Copy out every line of the records below without any change, and leave the pictures out of your answer.

MATERIAL PROVIDED
▽

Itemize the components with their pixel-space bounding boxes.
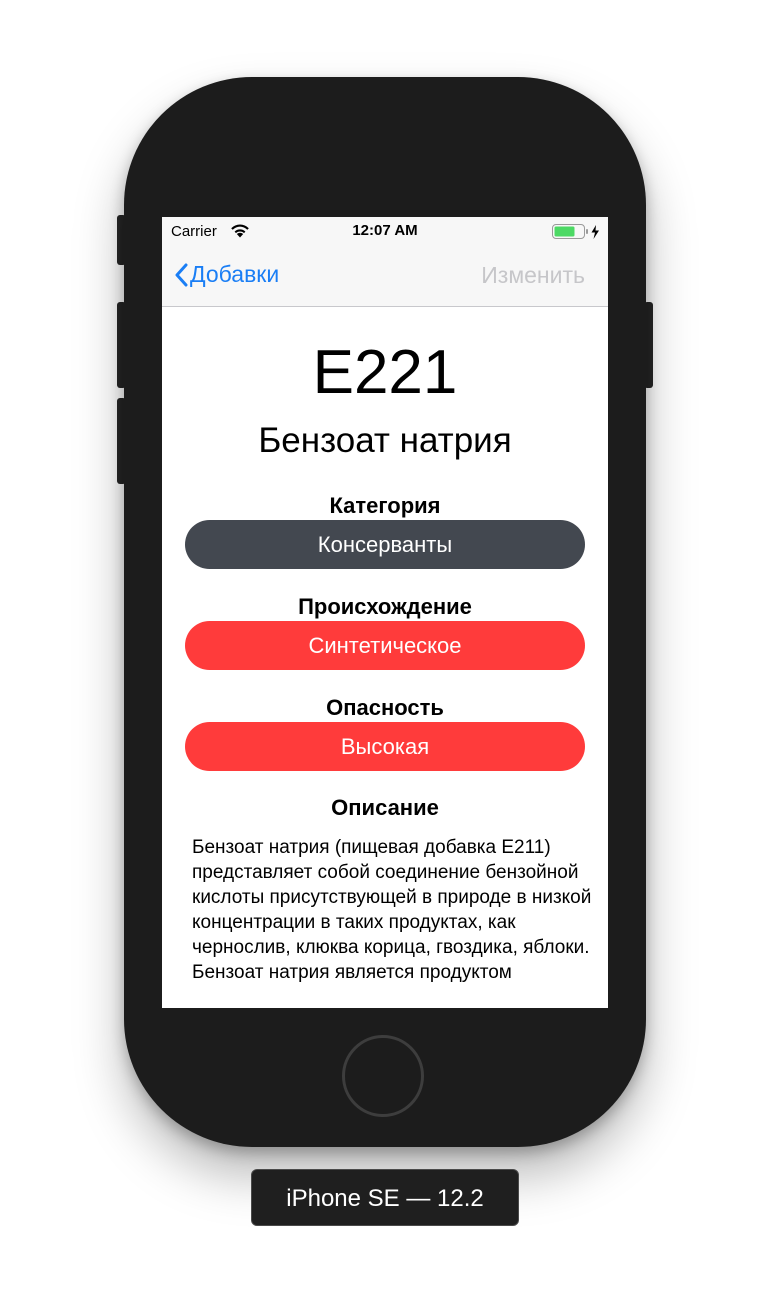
screen: Carrier 12:07 AM Добавки Изменить E221 Б… [162,217,608,1008]
category-badge: Консерванты [185,520,585,569]
device-label: iPhone SE — 12.2 [251,1169,519,1226]
back-button[interactable]: Добавки [174,261,279,288]
navigation-bar: Добавки Изменить [162,245,608,307]
status-time: 12:07 AM [352,222,418,239]
origin-badge: Синтетическое [185,621,585,670]
chevron-left-icon [175,263,188,286]
simulator-stage: Carrier 12:07 AM Добавки Изменить E221 Б… [0,0,770,1298]
back-button-label: Добавки [190,261,280,287]
edit-button[interactable]: Изменить [481,262,585,289]
category-title: Категория [329,493,441,518]
additive-code: E221 [312,338,458,407]
additive-detail: E221 Бензоат натрия Категория Консервант… [162,307,608,1008]
danger-title: Опасность [326,695,444,720]
home-button[interactable] [342,1035,424,1117]
battery-charging-icon [552,224,602,244]
status-bar: Carrier 12:07 AM [162,217,608,245]
danger-badge: Высокая [185,722,585,771]
additive-name: Бензоат натрия [258,421,512,460]
origin-title: Происхождение [298,594,472,619]
description-title: Описание [331,795,439,820]
description-text: Бензоат натрия (пищевая добавка E211) пр… [192,837,592,983]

△

EXPECTED OUTPUT
Itemize the components with their pixel-space bounding boxes.
screen: Carrier 12:07 AM Добавки Изменить E221 Б… [162,217,608,1008]
category-badge: Консерванты [185,520,585,569]
device-label: iPhone SE — 12.2 [251,1169,519,1226]
back-button[interactable]: Добавки [174,261,279,288]
navigation-bar: Добавки Изменить [162,245,608,307]
status-time: 12:07 AM [352,222,418,239]
origin-badge: Синтетическое [185,621,585,670]
chevron-left-icon [175,263,188,286]
simulator-stage: Carrier 12:07 AM Добавки Изменить E221 Б… [0,0,770,1298]
back-button-label: Добавки [190,261,280,287]
edit-button[interactable]: Изменить [481,262,585,289]
category-title: Категория [329,493,441,518]
additive-code: E221 [312,338,458,407]
additive-detail: E221 Бензоат натрия Категория Консервант… [162,307,608,1008]
danger-title: Опасность [326,695,444,720]
home-button[interactable] [342,1035,424,1117]
battery-charging-icon [552,224,602,244]
status-bar: Carrier 12:07 AM [162,217,608,245]
danger-badge: Высокая [185,722,585,771]
additive-name: Бензоат натрия [258,421,512,460]
origin-title: Происхождение [298,594,472,619]
description-title: Описание [331,795,439,820]
description-text: Бензоат натрия (пищевая добавка E211) пр… [192,837,592,983]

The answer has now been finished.